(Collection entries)
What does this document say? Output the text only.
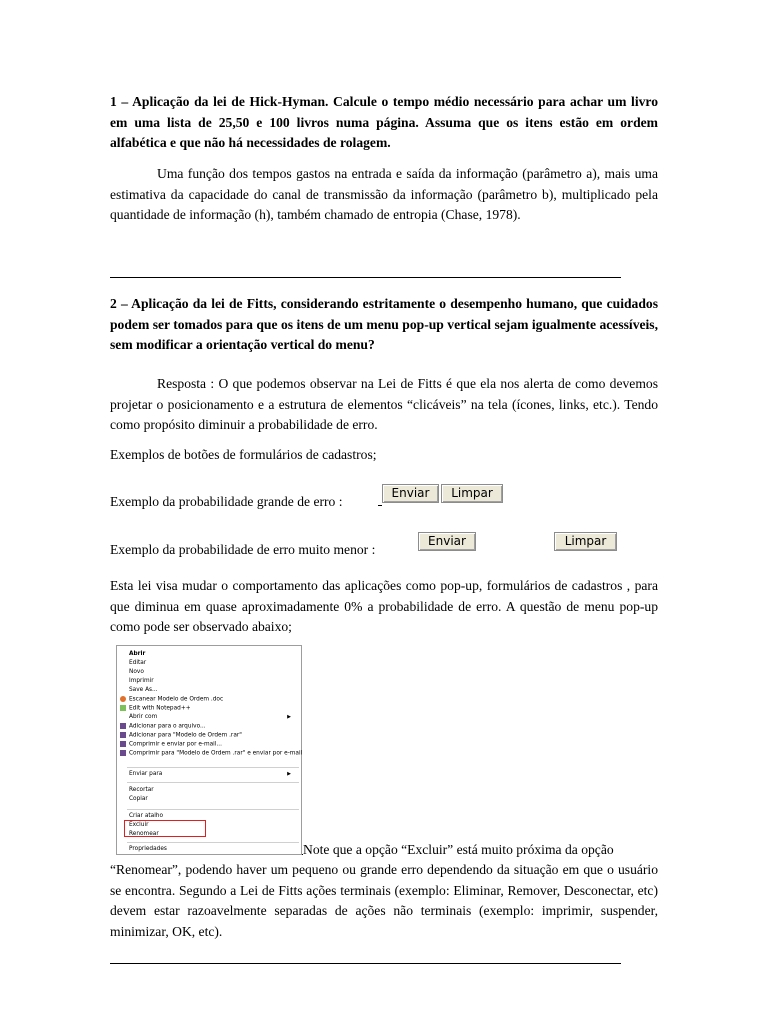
1 – Aplicação da lei de Hick-Hyman. Calcule o tempo médio necessário para achar um livro em uma lista de 25,50 e 100 livros numa página. Assuma que os itens estão em ordem alfabética e que não há necessidades de rolagem.
Uma função dos tempos gastos na entrada e saída da informação (parâmetro a), mais uma estimativa da capacidade do canal de transmissão da informação (parâmetro b), multiplicado pela quantidade de informação (h), também chamado de entropia (Chase, 1978).
2 – Aplicação da lei de Fitts, considerando estritamente o desempenho humano, que cuidados podem ser tomados para que os itens de um menu pop-up vertical sejam igualmente acessíveis, sem modificar a orientação vertical do menu?
Resposta : O que podemos observar na Lei de Fitts é que ela nos alerta de como devemos projetar o posicionamento e a estrutura de elementos “clicáveis” na tela (ícones, links, etc.). Tendo como propósito diminuir a probabilidade de erro.
Exemplos de botões de formulários de cadastros;
Exemplo da probabilidade grande de erro :
Enviar	Limpar
Exemplo da probabilidade de erro muito menor :
Enviar	Limpar
Esta lei visa mudar o comportamento das aplicações como pop-up, formulários de cadastros , para que diminua em quase aproximadamente 0% a probabilidade de erro. A questão de menu pop-up como pode ser observado abaixo;
Abrir
Editar
Novo
Imprimir
Save As...
Escanear Modelo de Ordem .doc
Edit with Notepad++
Abrir com	▶
Adicionar para o arquivo...
Adicionar para "Modelo de Ordem .rar"
Comprimir e enviar por e-mail...
Comprimir para "Modelo de Ordem .rar" e enviar por e-mail
Enviar para	▶
Recortar
Copiar
Criar atalho
Excluir
Renomear
Propriedades	Note que a opção “Excluir” está muito próxima da opção
“Renomear”, podendo haver um pequeno ou grande erro dependendo da situação em que o usuário se encontra. Segundo a Lei de Fitts ações terminais (exemplo: Eliminar, Remover, Desconectar, etc) devem estar razoavelmente separadas de ações não terminais (exemplo: imprimir, suspender, minimizar, OK, etc).
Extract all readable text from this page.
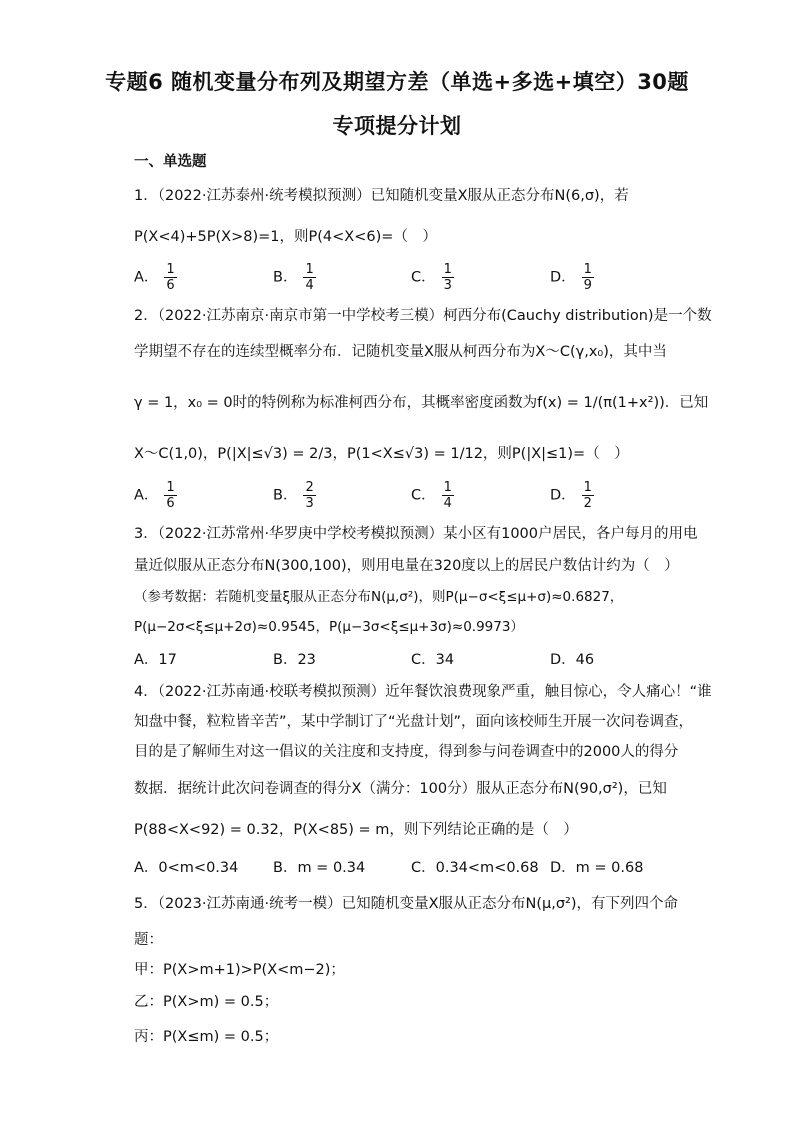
专题6 随机变量分布列及期望方差（单选+多选+填空）30题
专项提分计划
一、单选题
1．（2022·江苏泰州·统考模拟预测）已知随机变量X服从正态分布N(6,σ)，若
P(X<4)+5P(X>8)=1，则P(4<X<6)=（　）
A． $\frac{1}{6}$	B． $\frac{1}{4}$	C． $\frac{1}{3}$	D． $\frac{1}{9}$
2．（2022·江苏南京·南京市第一中学校考三模）柯西分布(Cauchy distribution)是一个数
学期望不存在的连续型概率分布．记随机变量X服从柯西分布为X～C(γ,x₀)，其中当
γ = 1，x₀ = 0时的特例称为标准柯西分布，其概率密度函数为f(x) = 1/(π(1+x²))．已知
X～C(1,0)，P(|X|≤√3) = 2/3，P(1<X≤√3) = 1/12，则P(|X|≤1)=（　）
A． $\frac{1}{6}$	B． $\frac{2}{3}$	C． $\frac{1}{4}$	D． $\frac{1}{2}$
3．（2022·江苏常州·华罗庚中学校考模拟预测）某小区有1000户居民，各户每月的用电
量近似服从正态分布N(300,100)，则用电量在320度以上的居民户数估计约为（　）
（参考数据：若随机变量ξ服从正态分布N(μ,σ²)，则P(μ−σ<ξ≤μ+σ)≈0.6827，
P(μ−2σ<ξ≤μ+2σ)≈0.9545，P(μ−3σ<ξ≤μ+3σ)≈0.9973）
A．17	B．23	C．34	D．46
4．（2022·江苏南通·校联考模拟预测）近年餐饮浪费现象严重，触目惊心，令人痛心！“谁
知盘中餐，粒粒皆辛苦”，某中学制订了“光盘计划”，面向该校师生开展一次问卷调查，
目的是了解师生对这一倡议的关注度和支持度，得到参与问卷调查中的2000人的得分
数据．据统计此次问卷调查的得分X（满分：100分）服从正态分布N(90,σ²)，已知
P(88<X<92) = 0.32，P(X<85) = m，则下列结论正确的是（　）
A．0<m<0.34 B．m = 0.34	C．0.34<m<0.68 D．m = 0.68
5．（2023·江苏南通·统考一模）已知随机变量X服从正态分布N(μ,σ²)，有下列四个命
题：
甲：P(X>m+1)>P(X<m−2)；
乙：P(X>m) = 0.5；
丙：P(X≤m) = 0.5；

» **YOUR TASK**
Copy out all the records exactly, excluding pictures.

» **EXERCISE ANSWER**
What does this document say? Output the text only.
1 – Aplicação da lei de Hick-Hyman. Calcule o tempo médio necessário para achar um livro em uma lista de 25,50 e 100 livros numa página. Assuma que os itens estão em ordem alfabética e que não há necessidades de rolagem.
Uma função dos tempos gastos na entrada e saída da informação (parâmetro a), mais uma estimativa da capacidade do canal de transmissão da informação (parâmetro b), multiplicado pela quantidade de informação (h), também chamado de entropia (Chase, 1978).
2 – Aplicação da lei de Fitts, considerando estritamente o desempenho humano, que cuidados podem ser tomados para que os itens de um menu pop-up vertical sejam igualmente acessíveis, sem modificar a orientação vertical do menu?
Resposta : O que podemos observar na Lei de Fitts é que ela nos alerta de como devemos projetar o posicionamento e a estrutura de elementos “clicáveis” na tela (ícones, links, etc.). Tendo como propósito diminuir a probabilidade de erro.
Exemplos de botões de formulários de cadastros;
Exemplo da probabilidade grande de erro :
Enviar	Limpar
Exemplo da probabilidade de erro muito menor :
Enviar	Limpar
Esta lei visa mudar o comportamento das aplicações como pop-up, formulários de cadastros , para que diminua em quase aproximadamente 0% a probabilidade de erro. A questão de menu pop-up como pode ser observado abaixo;
Abrir
Editar
Novo
Imprimir
Save As...
Escanear Modelo de Ordem .doc
Edit with Notepad++
Abrir com	▶
Adicionar para o arquivo...
Adicionar para "Modelo de Ordem .rar"
Comprimir e enviar por e-mail...
Comprimir para "Modelo de Ordem .rar" e enviar por e-mail
Enviar para	▶
Recortar
Copiar
Criar atalho
Excluir
Renomear
Propriedades	Note que a opção “Excluir” está muito próxima da opção
“Renomear”, podendo haver um pequeno ou grande erro dependendo da situação em que o usuário se encontra. Segundo a Lei de Fitts ações terminais (exemplo: Eliminar, Remover, Desconectar, etc) devem estar razoavelmente separadas de ações não terminais (exemplo: imprimir, suspender, minimizar, OK, etc).
Extract all readable text from this page.
专题6 随机变量分布列及期望方差（单选+多选+填空）30题
专项提分计划
一、单选题
1．（2022·江苏泰州·统考模拟预测）已知随机变量X服从正态分布N(6,σ)，若
P(X<4)+5P(X>8)=1，则P(4<X<6)=（　）
A． $\frac{1}{6}$	B． $\frac{1}{4}$	C． $\frac{1}{3}$	D． $\frac{1}{9}$
2．（2022·江苏南京·南京市第一中学校考三模）柯西分布(Cauchy distribution)是一个数
学期望不存在的连续型概率分布．记随机变量X服从柯西分布为X～C(γ,x₀)，其中当
γ = 1，x₀ = 0时的特例称为标准柯西分布，其概率密度函数为f(x) = 1/(π(1+x²))．已知
X～C(1,0)，P(|X|≤√3) = 2/3，P(1<X≤√3) = 1/12，则P(|X|≤1)=（　）
A． $\frac{1}{6}$	B． $\frac{2}{3}$	C． $\frac{1}{4}$	D． $\frac{1}{2}$
3．（2022·江苏常州·华罗庚中学校考模拟预测）某小区有1000户居民，各户每月的用电
量近似服从正态分布N(300,100)，则用电量在320度以上的居民户数估计约为（　）
（参考数据：若随机变量ξ服从正态分布N(μ,σ²)，则P(μ−σ<ξ≤μ+σ)≈0.6827，
P(μ−2σ<ξ≤μ+2σ)≈0.9545，P(μ−3σ<ξ≤μ+3σ)≈0.9973）
A．17	B．23	C．34	D．46
4．（2022·江苏南通·校联考模拟预测）近年餐饮浪费现象严重，触目惊心，令人痛心！“谁
知盘中餐，粒粒皆辛苦”，某中学制订了“光盘计划”，面向该校师生开展一次问卷调查，
目的是了解师生对这一倡议的关注度和支持度，得到参与问卷调查中的2000人的得分
数据．据统计此次问卷调查的得分X（满分：100分）服从正态分布N(90,σ²)，已知
P(88<X<92) = 0.32，P(X<85) = m，则下列结论正确的是（　）
A．0<m<0.34 B．m = 0.34	C．0.34<m<0.68 D．m = 0.68
5．（2023·江苏南通·统考一模）已知随机变量X服从正态分布N(μ,σ²)，有下列四个命
题：
甲：P(X>m+1)>P(X<m−2)；
乙：P(X>m) = 0.5；
丙：P(X≤m) = 0.5；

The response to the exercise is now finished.